_The data:_
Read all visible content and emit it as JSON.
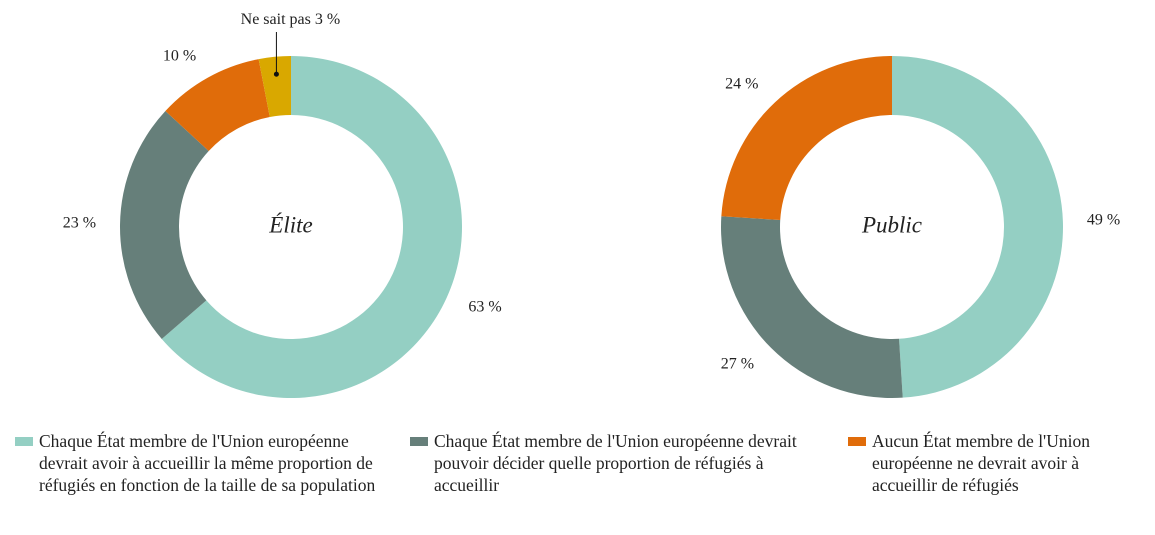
{
  "chart_data": [
    {
      "type": "pie",
      "title": "Élite",
      "categories": [
        "Chaque État membre de l'Union européenne devrait avoir à accueillir la même proportion de réfugiés en fonction de la taille de sa population",
        "Chaque État membre de l'Union européenne devrait pouvoir décider quelle proportion de réfugiés à accueillir",
        "Aucun État membre de l'Union européenne ne devrait avoir à accueillir de réfugiés",
        "Ne sait pas"
      ],
      "values": [
        63,
        23,
        10,
        3
      ],
      "value_labels": [
        "63 %",
        "23 %",
        "10 %",
        "3 %"
      ],
      "colors": [
        "#94cfc3",
        "#667f7a",
        "#e06c0a",
        "#d9a800"
      ]
    },
    {
      "type": "pie",
      "title": "Public",
      "values": [
        49,
        27,
        24
      ],
      "value_labels": [
        "49 %",
        "27 %",
        "24 %"
      ],
      "colors": [
        "#94cfc3",
        "#667f7a",
        "#e06c0a"
      ]
    }
  ]
}
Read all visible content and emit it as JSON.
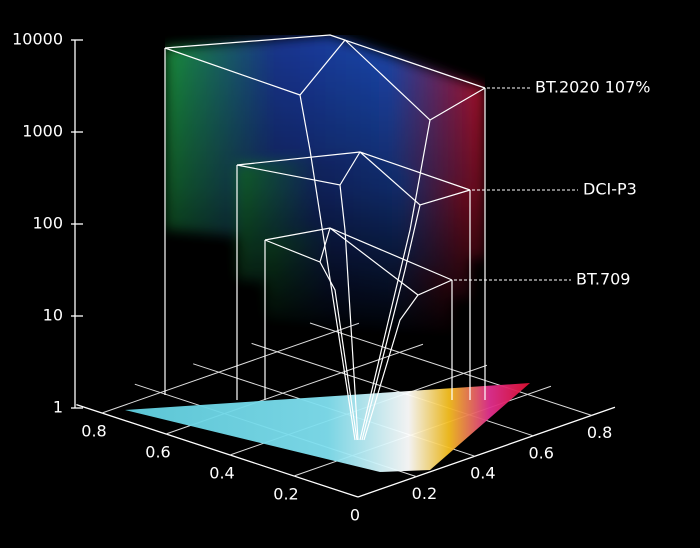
{
  "chart_data": {
    "type": "color-volume",
    "yscale": "log",
    "ylim": [
      1,
      10000
    ],
    "yticks": [
      1,
      10,
      100,
      1000,
      10000
    ],
    "xticks": [
      0,
      0.2,
      0.4,
      0.6,
      0.8
    ],
    "zticks": [
      0.2,
      0.4,
      0.6,
      0.8
    ],
    "volumes": [
      {
        "name": "BT.2020 107%"
      },
      {
        "name": "DCI-P3"
      },
      {
        "name": "BT.709"
      }
    ]
  }
}
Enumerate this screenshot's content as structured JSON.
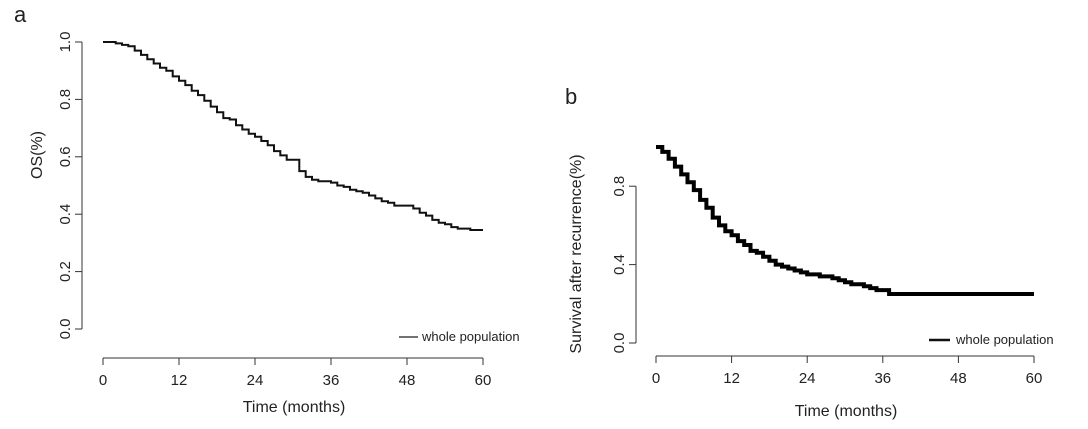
{
  "chart_data": [
    {
      "type": "line",
      "panel_label": "a",
      "xlabel": "Time (months)",
      "ylabel": "OS(%)",
      "xlim": [
        0,
        60
      ],
      "ylim": [
        0,
        1.0
      ],
      "xticks": [
        0,
        12,
        24,
        36,
        48,
        60
      ],
      "yticks": [
        0.0,
        0.2,
        0.4,
        0.6,
        0.8,
        1.0
      ],
      "xtick_labels": [
        "0",
        "12",
        "24",
        "36",
        "48",
        "60"
      ],
      "ytick_labels": [
        "0.0",
        "0.2",
        "0.4",
        "0.6",
        "0.8",
        "1.0"
      ],
      "grid": false,
      "legend_position": "bottom-right",
      "series": [
        {
          "name": "whole population",
          "step": true,
          "x": [
            0,
            2,
            3,
            4,
            5,
            6,
            7,
            8,
            9,
            10,
            11,
            12,
            13,
            14,
            15,
            16,
            17,
            18,
            19,
            20,
            21,
            22,
            23,
            24,
            25,
            26,
            27,
            28,
            29,
            30,
            31,
            32,
            33,
            34,
            35,
            36,
            37,
            38,
            39,
            40,
            41,
            42,
            43,
            44,
            45,
            46,
            47,
            48,
            49,
            50,
            51,
            52,
            53,
            54,
            55,
            56,
            57,
            58,
            59,
            60
          ],
          "y": [
            1.0,
            0.995,
            0.99,
            0.985,
            0.97,
            0.955,
            0.94,
            0.925,
            0.91,
            0.9,
            0.88,
            0.865,
            0.85,
            0.83,
            0.815,
            0.795,
            0.775,
            0.755,
            0.735,
            0.73,
            0.71,
            0.695,
            0.68,
            0.67,
            0.655,
            0.64,
            0.62,
            0.605,
            0.59,
            0.59,
            0.55,
            0.53,
            0.52,
            0.515,
            0.515,
            0.51,
            0.5,
            0.495,
            0.485,
            0.48,
            0.475,
            0.465,
            0.455,
            0.445,
            0.44,
            0.43,
            0.43,
            0.43,
            0.42,
            0.405,
            0.395,
            0.38,
            0.37,
            0.365,
            0.355,
            0.35,
            0.35,
            0.345,
            0.345,
            0.345
          ]
        }
      ]
    },
    {
      "type": "line",
      "panel_label": "b",
      "xlabel": "Time (months)",
      "ylabel": "Survival after recurrence(%)",
      "xlim": [
        0,
        60
      ],
      "ylim": [
        0,
        1.0
      ],
      "xticks": [
        0,
        12,
        24,
        36,
        48,
        60
      ],
      "yticks": [
        0.0,
        0.4,
        0.8
      ],
      "xtick_labels": [
        "0",
        "12",
        "24",
        "36",
        "48",
        "60"
      ],
      "ytick_labels": [
        "0.0",
        "0.4",
        "0.8"
      ],
      "grid": false,
      "legend_position": "bottom-right",
      "series": [
        {
          "name": "whole population",
          "step": true,
          "x": [
            0,
            1,
            2,
            3,
            4,
            5,
            6,
            7,
            8,
            9,
            10,
            11,
            12,
            13,
            14,
            15,
            16,
            17,
            18,
            19,
            20,
            21,
            22,
            23,
            24,
            25,
            26,
            27,
            28,
            29,
            30,
            31,
            32,
            33,
            34,
            35,
            36,
            37,
            40,
            45,
            50,
            55,
            60
          ],
          "y": [
            1.0,
            0.975,
            0.94,
            0.9,
            0.86,
            0.82,
            0.78,
            0.73,
            0.69,
            0.64,
            0.6,
            0.57,
            0.55,
            0.52,
            0.5,
            0.47,
            0.46,
            0.44,
            0.42,
            0.4,
            0.39,
            0.38,
            0.37,
            0.36,
            0.35,
            0.35,
            0.34,
            0.34,
            0.33,
            0.32,
            0.31,
            0.3,
            0.3,
            0.29,
            0.28,
            0.27,
            0.27,
            0.25,
            0.25,
            0.25,
            0.25,
            0.25,
            0.25
          ]
        }
      ]
    }
  ]
}
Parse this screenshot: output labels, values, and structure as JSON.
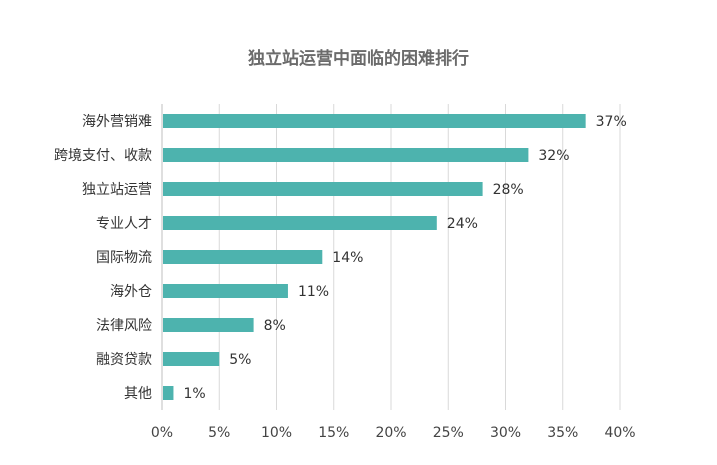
{
  "chart_data": {
    "type": "bar",
    "orientation": "horizontal",
    "title": "独立站运营中面临的困难排行",
    "categories": [
      "海外营销难",
      "跨境支付、收款",
      "独立站运营",
      "专业人才",
      "国际物流",
      "海外仓",
      "法律风险",
      "融资贷款",
      "其他"
    ],
    "values": [
      37,
      32,
      28,
      24,
      14,
      11,
      8,
      5,
      1
    ],
    "data_labels": [
      "37%",
      "32%",
      "28%",
      "24%",
      "14%",
      "11%",
      "8%",
      "5%",
      "1%"
    ],
    "xlim": [
      0,
      40
    ],
    "x_ticks": [
      0,
      5,
      10,
      15,
      20,
      25,
      30,
      35,
      40
    ],
    "x_tick_labels": [
      "0%",
      "5%",
      "10%",
      "15%",
      "20%",
      "25%",
      "30%",
      "35%",
      "40%"
    ],
    "grid": "vertical",
    "legend": "none",
    "bar_color": "#4db3ae",
    "grid_color": "#d9d9d9"
  }
}
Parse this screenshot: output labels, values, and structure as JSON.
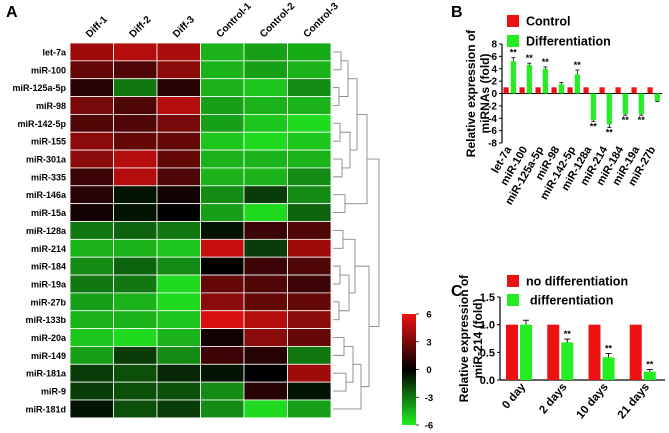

_Requirement:_
Select every line in the material above where the string "title" occurs, and copy it.

_In response:_
      "title": "Élite",
      "title": "Public",
    "title": "独立站运营中面临的困难排行",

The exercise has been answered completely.